***** PROVIDED RECORDS *****

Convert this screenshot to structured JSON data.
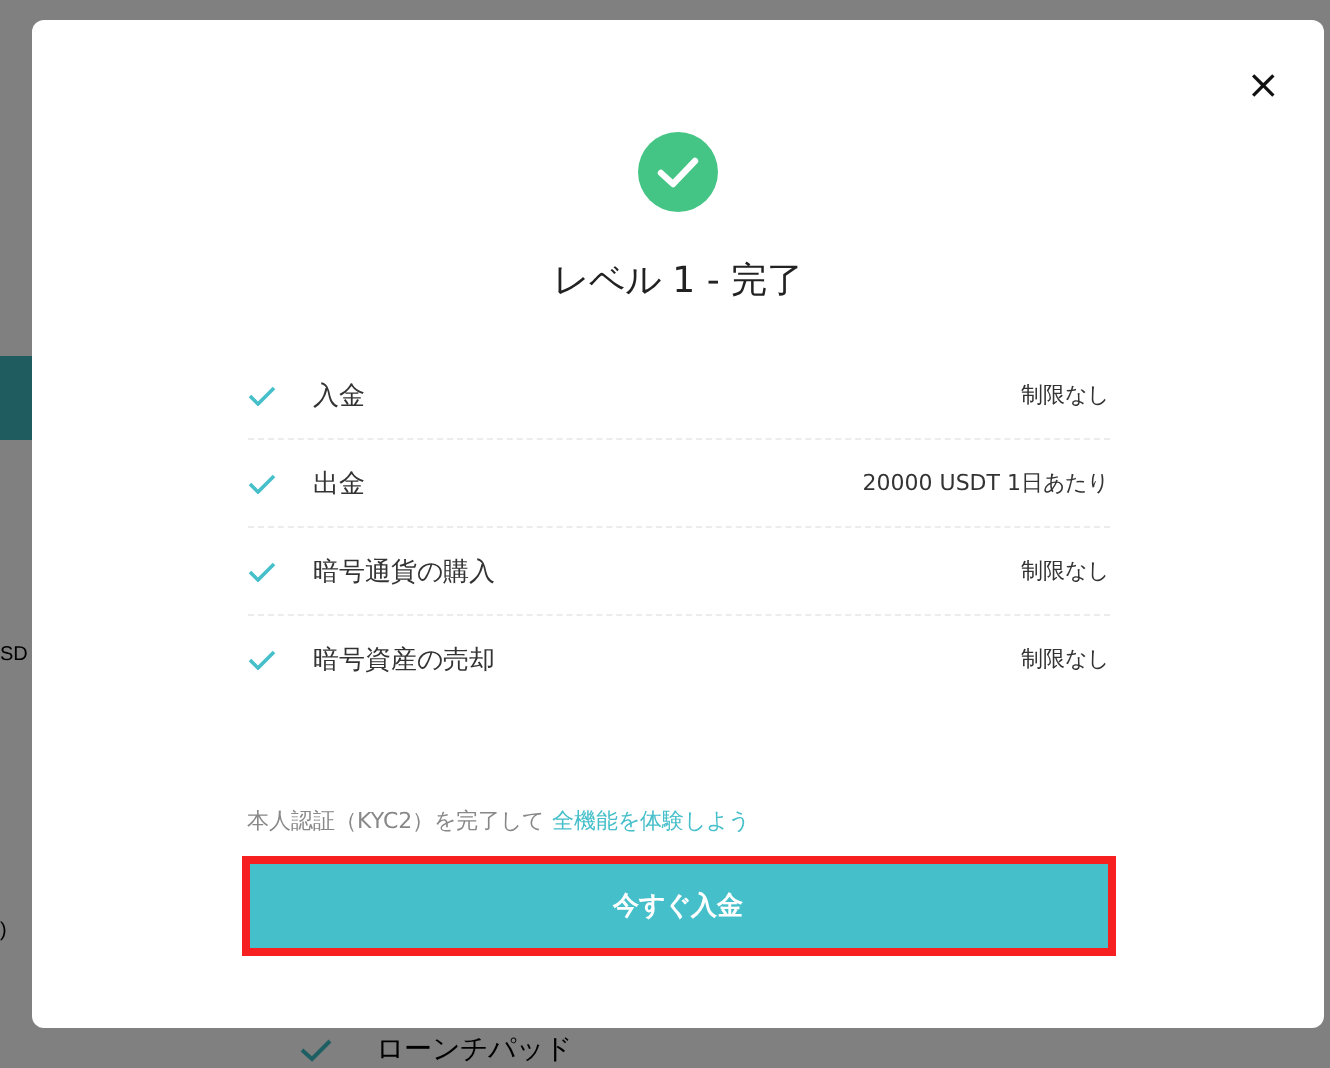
{
  "background_page": {
    "texts": [
      "SD",
      ")"
    ],
    "bottom_item": {
      "label": "ローンチパッド"
    }
  },
  "modal": {
    "close": "×",
    "title": "レベル 1 - 完了",
    "limits": [
      {
        "name": "入金",
        "limit": "制限なし"
      },
      {
        "name": "出金",
        "limit": "20000 USDT 1日あたり"
      },
      {
        "name": "暗号通貨の購入",
        "limit": "制限なし"
      },
      {
        "name": "暗号資産の売却",
        "limit": "制限なし"
      }
    ],
    "note": {
      "text": "本人認証（KYC2）を完了して",
      "link": "全機能を体験しよう"
    },
    "button": {
      "label": "今すぐ入金",
      "highlighted": true
    }
  }
}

*****

* **EXERCISE DETAILS**
Copy every line above word for word and exclude the pictures.

* **SOLUTION TO THE PROBLEM**
Convert this screenshot to structured JSON data.
{
  "background_page": {
    "texts": [
      "SD",
      ")"
    ],
    "bottom_item": {
      "label": "ローンチパッド"
    }
  },
  "modal": {
    "close": "×",
    "title": "レベル 1 - 完了",
    "limits": [
      {
        "name": "入金",
        "limit": "制限なし"
      },
      {
        "name": "出金",
        "limit": "20000 USDT 1日あたり"
      },
      {
        "name": "暗号通貨の購入",
        "limit": "制限なし"
      },
      {
        "name": "暗号資産の売却",
        "limit": "制限なし"
      }
    ],
    "note": {
      "text": "本人認証（KYC2）を完了して",
      "link": "全機能を体験しよう"
    },
    "button": {
      "label": "今すぐ入金",
      "highlighted": true
    }
  }
}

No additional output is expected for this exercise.